Data listing start
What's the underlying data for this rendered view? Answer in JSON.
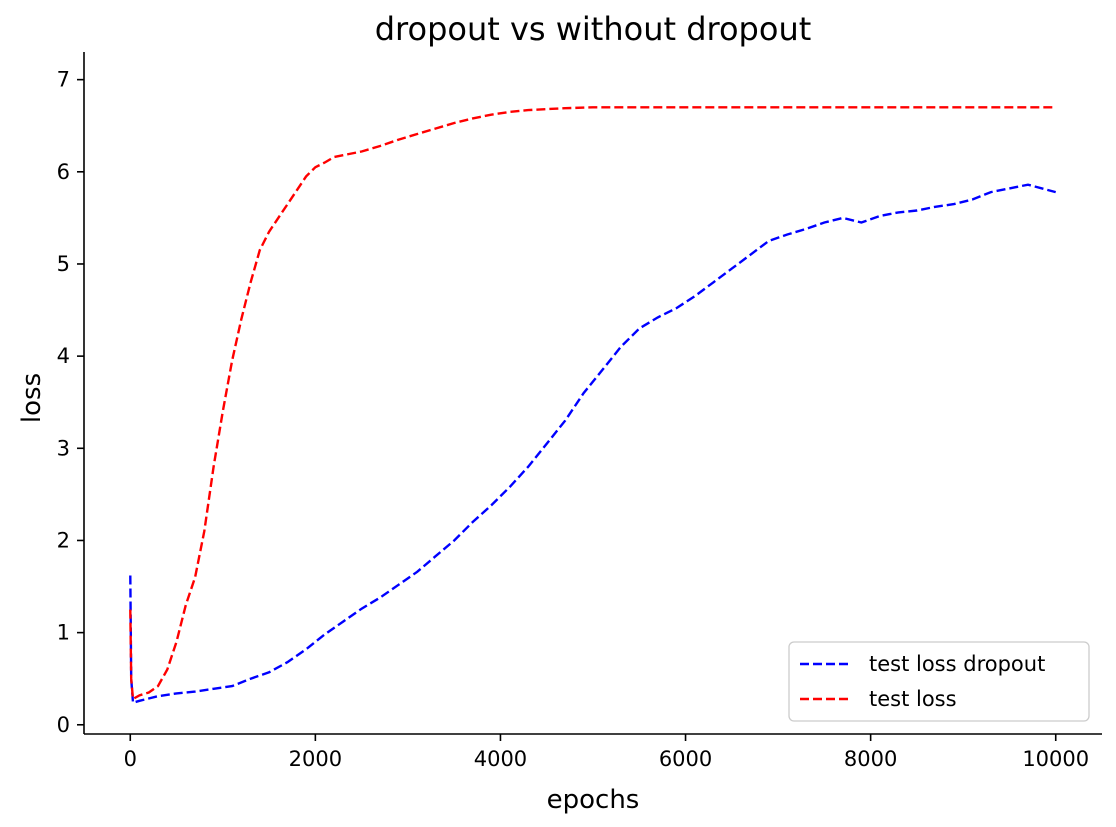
{
  "chart_data": {
    "type": "line",
    "title": "dropout vs without dropout",
    "xlabel": "epochs",
    "ylabel": "loss",
    "xlim": [
      -500,
      10500
    ],
    "ylim": [
      -0.1,
      7.3
    ],
    "xticks": [
      0,
      2000,
      4000,
      6000,
      8000,
      10000
    ],
    "xtick_labels": [
      "0",
      "2000",
      "4000",
      "6000",
      "8000",
      "10000"
    ],
    "yticks": [
      0,
      1,
      2,
      3,
      4,
      5,
      6,
      7
    ],
    "ytick_labels": [
      "0",
      "1",
      "2",
      "3",
      "4",
      "5",
      "6",
      "7"
    ],
    "grid": false,
    "legend_position": "lower-right",
    "series": [
      {
        "name": "test loss dropout",
        "color": "#0000ff",
        "line_style": "dashed",
        "x": [
          0,
          10,
          30,
          100,
          300,
          500,
          700,
          900,
          1100,
          1300,
          1500,
          1700,
          1900,
          2100,
          2300,
          2500,
          2700,
          2900,
          3100,
          3300,
          3500,
          3700,
          3900,
          4100,
          4300,
          4500,
          4700,
          4900,
          5100,
          5300,
          5500,
          5700,
          5900,
          6100,
          6300,
          6500,
          6700,
          6900,
          7100,
          7300,
          7500,
          7700,
          7900,
          8100,
          8300,
          8500,
          8700,
          8900,
          9100,
          9300,
          9500,
          9700,
          10000
        ],
        "y": [
          1.62,
          0.5,
          0.24,
          0.26,
          0.31,
          0.34,
          0.36,
          0.39,
          0.42,
          0.5,
          0.57,
          0.68,
          0.82,
          0.98,
          1.12,
          1.26,
          1.38,
          1.52,
          1.66,
          1.83,
          2.0,
          2.2,
          2.38,
          2.58,
          2.8,
          3.05,
          3.3,
          3.6,
          3.85,
          4.1,
          4.3,
          4.42,
          4.52,
          4.65,
          4.8,
          4.95,
          5.1,
          5.25,
          5.32,
          5.38,
          5.45,
          5.5,
          5.45,
          5.52,
          5.56,
          5.58,
          5.62,
          5.65,
          5.7,
          5.78,
          5.82,
          5.86,
          5.78
        ]
      },
      {
        "name": "test loss",
        "color": "#ff0000",
        "line_style": "dashed",
        "x": [
          0,
          10,
          30,
          100,
          200,
          300,
          400,
          500,
          600,
          700,
          800,
          900,
          1000,
          1100,
          1200,
          1300,
          1400,
          1500,
          1600,
          1700,
          1800,
          1900,
          2000,
          2100,
          2200,
          2300,
          2500,
          2700,
          2900,
          3100,
          3300,
          3500,
          3700,
          3900,
          4100,
          4300,
          4500,
          4700,
          5000,
          5500,
          6000,
          6500,
          7000,
          7500,
          8000,
          8500,
          9000,
          9500,
          10000
        ],
        "y": [
          1.25,
          0.5,
          0.28,
          0.32,
          0.35,
          0.42,
          0.6,
          0.9,
          1.3,
          1.6,
          2.1,
          2.8,
          3.4,
          3.95,
          4.4,
          4.8,
          5.15,
          5.35,
          5.5,
          5.65,
          5.8,
          5.95,
          6.05,
          6.1,
          6.16,
          6.18,
          6.22,
          6.28,
          6.35,
          6.41,
          6.47,
          6.53,
          6.58,
          6.62,
          6.65,
          6.67,
          6.68,
          6.69,
          6.7,
          6.7,
          6.7,
          6.7,
          6.7,
          6.7,
          6.7,
          6.7,
          6.7,
          6.7,
          6.7
        ]
      }
    ]
  }
}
Data listing end
■ Task: Give all the entries again exactly, dropping each picture.

■ Written solution:
What's the underlying data for this rendered view? Answer in JSON.
{
  "chart_data": {
    "type": "line",
    "title": "dropout vs without dropout",
    "xlabel": "epochs",
    "ylabel": "loss",
    "xlim": [
      -500,
      10500
    ],
    "ylim": [
      -0.1,
      7.3
    ],
    "xticks": [
      0,
      2000,
      4000,
      6000,
      8000,
      10000
    ],
    "xtick_labels": [
      "0",
      "2000",
      "4000",
      "6000",
      "8000",
      "10000"
    ],
    "yticks": [
      0,
      1,
      2,
      3,
      4,
      5,
      6,
      7
    ],
    "ytick_labels": [
      "0",
      "1",
      "2",
      "3",
      "4",
      "5",
      "6",
      "7"
    ],
    "grid": false,
    "legend_position": "lower-right",
    "series": [
      {
        "name": "test loss dropout",
        "color": "#0000ff",
        "line_style": "dashed",
        "x": [
          0,
          10,
          30,
          100,
          300,
          500,
          700,
          900,
          1100,
          1300,
          1500,
          1700,
          1900,
          2100,
          2300,
          2500,
          2700,
          2900,
          3100,
          3300,
          3500,
          3700,
          3900,
          4100,
          4300,
          4500,
          4700,
          4900,
          5100,
          5300,
          5500,
          5700,
          5900,
          6100,
          6300,
          6500,
          6700,
          6900,
          7100,
          7300,
          7500,
          7700,
          7900,
          8100,
          8300,
          8500,
          8700,
          8900,
          9100,
          9300,
          9500,
          9700,
          10000
        ],
        "y": [
          1.62,
          0.5,
          0.24,
          0.26,
          0.31,
          0.34,
          0.36,
          0.39,
          0.42,
          0.5,
          0.57,
          0.68,
          0.82,
          0.98,
          1.12,
          1.26,
          1.38,
          1.52,
          1.66,
          1.83,
          2.0,
          2.2,
          2.38,
          2.58,
          2.8,
          3.05,
          3.3,
          3.6,
          3.85,
          4.1,
          4.3,
          4.42,
          4.52,
          4.65,
          4.8,
          4.95,
          5.1,
          5.25,
          5.32,
          5.38,
          5.45,
          5.5,
          5.45,
          5.52,
          5.56,
          5.58,
          5.62,
          5.65,
          5.7,
          5.78,
          5.82,
          5.86,
          5.78
        ]
      },
      {
        "name": "test loss",
        "color": "#ff0000",
        "line_style": "dashed",
        "x": [
          0,
          10,
          30,
          100,
          200,
          300,
          400,
          500,
          600,
          700,
          800,
          900,
          1000,
          1100,
          1200,
          1300,
          1400,
          1500,
          1600,
          1700,
          1800,
          1900,
          2000,
          2100,
          2200,
          2300,
          2500,
          2700,
          2900,
          3100,
          3300,
          3500,
          3700,
          3900,
          4100,
          4300,
          4500,
          4700,
          5000,
          5500,
          6000,
          6500,
          7000,
          7500,
          8000,
          8500,
          9000,
          9500,
          10000
        ],
        "y": [
          1.25,
          0.5,
          0.28,
          0.32,
          0.35,
          0.42,
          0.6,
          0.9,
          1.3,
          1.6,
          2.1,
          2.8,
          3.4,
          3.95,
          4.4,
          4.8,
          5.15,
          5.35,
          5.5,
          5.65,
          5.8,
          5.95,
          6.05,
          6.1,
          6.16,
          6.18,
          6.22,
          6.28,
          6.35,
          6.41,
          6.47,
          6.53,
          6.58,
          6.62,
          6.65,
          6.67,
          6.68,
          6.69,
          6.7,
          6.7,
          6.7,
          6.7,
          6.7,
          6.7,
          6.7,
          6.7,
          6.7,
          6.7,
          6.7
        ]
      }
    ]
  }
}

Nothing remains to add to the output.